Task to carry out: Output the records exactly. Include every line.

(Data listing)
........

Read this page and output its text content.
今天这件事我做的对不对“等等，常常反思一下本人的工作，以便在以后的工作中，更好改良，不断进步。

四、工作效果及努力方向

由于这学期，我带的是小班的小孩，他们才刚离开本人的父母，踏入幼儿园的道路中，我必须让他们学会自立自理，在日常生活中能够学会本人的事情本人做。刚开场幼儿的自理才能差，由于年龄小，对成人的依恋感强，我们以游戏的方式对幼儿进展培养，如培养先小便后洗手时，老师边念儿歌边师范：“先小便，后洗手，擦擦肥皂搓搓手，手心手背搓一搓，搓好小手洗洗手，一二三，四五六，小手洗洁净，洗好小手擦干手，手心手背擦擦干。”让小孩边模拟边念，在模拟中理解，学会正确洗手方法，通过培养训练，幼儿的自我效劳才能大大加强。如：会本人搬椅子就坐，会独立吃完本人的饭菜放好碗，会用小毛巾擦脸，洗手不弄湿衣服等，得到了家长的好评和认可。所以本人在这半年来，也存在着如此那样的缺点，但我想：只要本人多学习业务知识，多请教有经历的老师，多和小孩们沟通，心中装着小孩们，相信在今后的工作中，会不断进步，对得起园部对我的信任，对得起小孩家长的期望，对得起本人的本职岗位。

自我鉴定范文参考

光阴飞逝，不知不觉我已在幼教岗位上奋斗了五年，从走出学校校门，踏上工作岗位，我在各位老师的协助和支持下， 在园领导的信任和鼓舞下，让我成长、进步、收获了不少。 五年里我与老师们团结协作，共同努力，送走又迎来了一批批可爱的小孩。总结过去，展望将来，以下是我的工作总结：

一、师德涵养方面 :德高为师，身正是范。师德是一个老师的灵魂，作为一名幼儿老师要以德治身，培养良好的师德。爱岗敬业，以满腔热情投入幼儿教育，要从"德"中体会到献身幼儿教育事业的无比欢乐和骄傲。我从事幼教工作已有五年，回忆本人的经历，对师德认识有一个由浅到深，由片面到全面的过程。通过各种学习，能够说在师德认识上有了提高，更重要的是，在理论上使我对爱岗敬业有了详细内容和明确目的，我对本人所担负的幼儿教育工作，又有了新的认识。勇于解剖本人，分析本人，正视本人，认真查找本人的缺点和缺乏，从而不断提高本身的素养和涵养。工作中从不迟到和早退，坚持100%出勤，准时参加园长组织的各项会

........

Response for this exercise:
Read this page and output its text content.
今天这件事我做的对不对“等等，常常反思一下本人的工作，以便在以后的工作中，更好改良，不断进步。

四、工作效果及努力方向

由于这学期，我带的是小班的小孩，他们才刚离开本人的父母，踏入幼儿园的道路中，我必须让他们学会自立自理，在日常生活中能够学会本人的事情本人做。刚开场幼儿的自理才能差，由于年龄小，对成人的依恋感强，我们以游戏的方式对幼儿进展培养，如培养先小便后洗手时，老师边念儿歌边师范：“先小便，后洗手，擦擦肥皂搓搓手，手心手背搓一搓，搓好小手洗洗手，一二三，四五六，小手洗洁净，洗好小手擦干手，手心手背擦擦干。”让小孩边模拟边念，在模拟中理解，学会正确洗手方法，通过培养训练，幼儿的自我效劳才能大大加强。如：会本人搬椅子就坐，会独立吃完本人的饭菜放好碗，会用小毛巾擦脸，洗手不弄湿衣服等，得到了家长的好评和认可。所以本人在这半年来，也存在着如此那样的缺点，但我想：只要本人多学习业务知识，多请教有经历的老师，多和小孩们沟通，心中装着小孩们，相信在今后的工作中，会不断进步，对得起园部对我的信任，对得起小孩家长的期望，对得起本人的本职岗位。

自我鉴定范文参考

光阴飞逝，不知不觉我已在幼教岗位上奋斗了五年，从走出学校校门，踏上工作岗位，我在各位老师的协助和支持下， 在园领导的信任和鼓舞下，让我成长、进步、收获了不少。 五年里我与老师们团结协作，共同努力，送走又迎来了一批批可爱的小孩。总结过去，展望将来，以下是我的工作总结：

一、师德涵养方面 :德高为师，身正是范。师德是一个老师的灵魂，作为一名幼儿老师要以德治身，培养良好的师德。爱岗敬业，以满腔热情投入幼儿教育，要从"德"中体会到献身幼儿教育事业的无比欢乐和骄傲。我从事幼教工作已有五年，回忆本人的经历，对师德认识有一个由浅到深，由片面到全面的过程。通过各种学习，能够说在师德认识上有了提高，更重要的是，在理论上使我对爱岗敬业有了详细内容和明确目的，我对本人所担负的幼儿教育工作，又有了新的认识。勇于解剖本人，分析本人，正视本人，认真查找本人的缺点和缺乏，从而不断提高本身的素养和涵养。工作中从不迟到和早退，坚持100%出勤，准时参加园长组织的各项会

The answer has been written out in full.